* _Goal of the exercise_:
Bring together all lines of the material below that contain the string "chart".

* _Data rows_:
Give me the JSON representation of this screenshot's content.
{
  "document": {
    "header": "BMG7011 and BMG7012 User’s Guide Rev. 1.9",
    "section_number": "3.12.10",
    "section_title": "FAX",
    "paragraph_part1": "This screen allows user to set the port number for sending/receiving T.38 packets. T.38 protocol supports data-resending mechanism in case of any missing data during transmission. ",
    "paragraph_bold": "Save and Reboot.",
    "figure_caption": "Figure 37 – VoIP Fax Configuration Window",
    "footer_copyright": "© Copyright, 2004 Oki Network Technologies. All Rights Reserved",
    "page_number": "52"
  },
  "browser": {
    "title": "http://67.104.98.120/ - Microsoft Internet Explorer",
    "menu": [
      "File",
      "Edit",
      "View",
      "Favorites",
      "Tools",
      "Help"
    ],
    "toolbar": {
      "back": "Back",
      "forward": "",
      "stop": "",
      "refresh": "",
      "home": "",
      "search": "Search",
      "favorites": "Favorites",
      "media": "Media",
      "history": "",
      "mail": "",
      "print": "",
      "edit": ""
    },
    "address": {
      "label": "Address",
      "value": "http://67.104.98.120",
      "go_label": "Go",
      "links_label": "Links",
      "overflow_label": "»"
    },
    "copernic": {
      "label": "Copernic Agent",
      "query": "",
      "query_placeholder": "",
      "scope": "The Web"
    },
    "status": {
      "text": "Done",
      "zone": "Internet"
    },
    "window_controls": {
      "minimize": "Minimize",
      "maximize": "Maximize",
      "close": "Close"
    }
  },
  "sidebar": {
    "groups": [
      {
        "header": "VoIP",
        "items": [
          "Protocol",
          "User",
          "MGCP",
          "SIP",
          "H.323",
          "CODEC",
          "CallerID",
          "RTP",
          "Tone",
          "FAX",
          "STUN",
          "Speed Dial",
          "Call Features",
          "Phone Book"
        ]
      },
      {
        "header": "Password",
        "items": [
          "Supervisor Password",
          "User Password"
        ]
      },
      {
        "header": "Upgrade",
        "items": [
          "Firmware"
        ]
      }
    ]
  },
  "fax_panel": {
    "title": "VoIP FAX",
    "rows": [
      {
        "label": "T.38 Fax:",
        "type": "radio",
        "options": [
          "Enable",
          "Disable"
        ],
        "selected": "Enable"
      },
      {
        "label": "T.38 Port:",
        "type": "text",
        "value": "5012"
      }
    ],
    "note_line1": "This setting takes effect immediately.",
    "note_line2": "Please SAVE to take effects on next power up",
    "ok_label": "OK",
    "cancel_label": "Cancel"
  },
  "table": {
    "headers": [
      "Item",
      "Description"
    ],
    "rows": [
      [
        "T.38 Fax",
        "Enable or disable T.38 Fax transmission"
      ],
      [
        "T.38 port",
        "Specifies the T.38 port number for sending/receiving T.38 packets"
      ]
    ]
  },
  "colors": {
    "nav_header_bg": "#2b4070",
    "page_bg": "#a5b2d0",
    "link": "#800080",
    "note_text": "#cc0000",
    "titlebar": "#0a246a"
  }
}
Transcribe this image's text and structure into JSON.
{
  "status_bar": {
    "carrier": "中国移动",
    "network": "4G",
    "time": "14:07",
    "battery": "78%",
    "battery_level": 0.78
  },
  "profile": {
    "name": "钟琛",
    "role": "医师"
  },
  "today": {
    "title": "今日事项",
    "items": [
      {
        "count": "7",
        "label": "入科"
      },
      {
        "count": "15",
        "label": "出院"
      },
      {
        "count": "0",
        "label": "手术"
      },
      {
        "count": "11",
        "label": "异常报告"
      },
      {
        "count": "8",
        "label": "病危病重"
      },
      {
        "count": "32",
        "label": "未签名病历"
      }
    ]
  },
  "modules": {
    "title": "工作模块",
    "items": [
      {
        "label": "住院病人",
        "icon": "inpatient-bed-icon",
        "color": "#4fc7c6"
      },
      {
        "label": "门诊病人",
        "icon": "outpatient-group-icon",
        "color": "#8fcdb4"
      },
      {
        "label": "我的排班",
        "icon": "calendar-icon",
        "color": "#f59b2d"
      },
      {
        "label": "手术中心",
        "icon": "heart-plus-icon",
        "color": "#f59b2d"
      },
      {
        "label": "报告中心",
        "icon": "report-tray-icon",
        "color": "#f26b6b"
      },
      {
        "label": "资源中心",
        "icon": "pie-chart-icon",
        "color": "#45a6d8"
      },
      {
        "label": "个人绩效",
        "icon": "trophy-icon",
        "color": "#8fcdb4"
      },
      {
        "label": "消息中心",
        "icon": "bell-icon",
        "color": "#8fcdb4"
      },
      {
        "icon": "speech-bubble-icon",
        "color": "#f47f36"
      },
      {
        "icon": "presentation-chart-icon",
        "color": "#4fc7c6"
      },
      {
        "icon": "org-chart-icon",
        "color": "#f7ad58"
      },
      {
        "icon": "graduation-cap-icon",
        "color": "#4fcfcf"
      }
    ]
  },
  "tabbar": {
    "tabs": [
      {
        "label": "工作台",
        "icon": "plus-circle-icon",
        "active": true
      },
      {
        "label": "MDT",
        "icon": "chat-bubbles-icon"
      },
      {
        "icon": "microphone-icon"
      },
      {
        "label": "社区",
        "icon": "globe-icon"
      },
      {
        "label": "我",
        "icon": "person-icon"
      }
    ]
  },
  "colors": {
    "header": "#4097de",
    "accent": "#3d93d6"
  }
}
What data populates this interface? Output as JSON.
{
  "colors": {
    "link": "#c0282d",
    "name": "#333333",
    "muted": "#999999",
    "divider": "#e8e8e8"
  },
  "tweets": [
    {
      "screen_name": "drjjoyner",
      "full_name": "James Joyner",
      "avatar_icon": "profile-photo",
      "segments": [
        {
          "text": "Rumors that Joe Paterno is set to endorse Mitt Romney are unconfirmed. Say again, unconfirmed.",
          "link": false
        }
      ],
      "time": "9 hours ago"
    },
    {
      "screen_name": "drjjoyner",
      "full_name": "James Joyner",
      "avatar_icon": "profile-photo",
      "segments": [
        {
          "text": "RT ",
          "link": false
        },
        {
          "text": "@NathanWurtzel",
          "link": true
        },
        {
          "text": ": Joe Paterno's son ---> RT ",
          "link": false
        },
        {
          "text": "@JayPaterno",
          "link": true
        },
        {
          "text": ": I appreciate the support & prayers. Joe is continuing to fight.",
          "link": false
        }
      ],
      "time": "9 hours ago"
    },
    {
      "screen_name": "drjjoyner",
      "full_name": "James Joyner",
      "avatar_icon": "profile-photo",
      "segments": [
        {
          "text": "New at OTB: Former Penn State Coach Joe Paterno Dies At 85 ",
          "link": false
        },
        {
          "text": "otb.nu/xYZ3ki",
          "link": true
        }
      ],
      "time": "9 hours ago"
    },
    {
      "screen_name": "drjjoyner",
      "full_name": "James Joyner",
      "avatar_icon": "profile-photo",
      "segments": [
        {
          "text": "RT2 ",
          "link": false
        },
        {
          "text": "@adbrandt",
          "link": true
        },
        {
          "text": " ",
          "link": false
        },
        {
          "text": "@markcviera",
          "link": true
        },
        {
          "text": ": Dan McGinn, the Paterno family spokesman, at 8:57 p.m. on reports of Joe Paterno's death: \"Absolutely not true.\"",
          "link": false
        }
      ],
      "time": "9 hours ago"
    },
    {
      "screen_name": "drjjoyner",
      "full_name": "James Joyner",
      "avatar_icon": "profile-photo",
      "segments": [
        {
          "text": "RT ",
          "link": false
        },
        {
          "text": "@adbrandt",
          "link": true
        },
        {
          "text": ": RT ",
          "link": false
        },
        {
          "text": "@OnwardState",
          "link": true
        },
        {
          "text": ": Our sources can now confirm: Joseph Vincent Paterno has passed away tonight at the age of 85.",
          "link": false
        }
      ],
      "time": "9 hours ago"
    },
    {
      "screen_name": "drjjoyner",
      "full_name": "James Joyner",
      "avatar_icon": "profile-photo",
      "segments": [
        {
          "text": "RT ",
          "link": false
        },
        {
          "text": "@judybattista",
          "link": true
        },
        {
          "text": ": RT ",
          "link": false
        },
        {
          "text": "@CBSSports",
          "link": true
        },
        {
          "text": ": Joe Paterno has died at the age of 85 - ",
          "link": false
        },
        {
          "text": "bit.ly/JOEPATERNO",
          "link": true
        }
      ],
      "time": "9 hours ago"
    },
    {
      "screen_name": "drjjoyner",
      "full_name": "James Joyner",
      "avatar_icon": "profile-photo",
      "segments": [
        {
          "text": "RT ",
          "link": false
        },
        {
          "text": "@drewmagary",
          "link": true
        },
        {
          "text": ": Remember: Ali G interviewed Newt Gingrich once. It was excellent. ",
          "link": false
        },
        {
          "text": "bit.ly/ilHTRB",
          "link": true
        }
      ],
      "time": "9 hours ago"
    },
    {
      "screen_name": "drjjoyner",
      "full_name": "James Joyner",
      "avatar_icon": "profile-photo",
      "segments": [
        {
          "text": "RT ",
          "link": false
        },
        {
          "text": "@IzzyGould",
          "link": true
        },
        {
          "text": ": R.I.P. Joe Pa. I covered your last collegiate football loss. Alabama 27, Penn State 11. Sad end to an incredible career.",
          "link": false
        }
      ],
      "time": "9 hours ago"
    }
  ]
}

* _Task answer_:
        "icon": "pie-chart-icon",
        "icon": "presentation-chart-icon",
        "icon": "org-chart-icon",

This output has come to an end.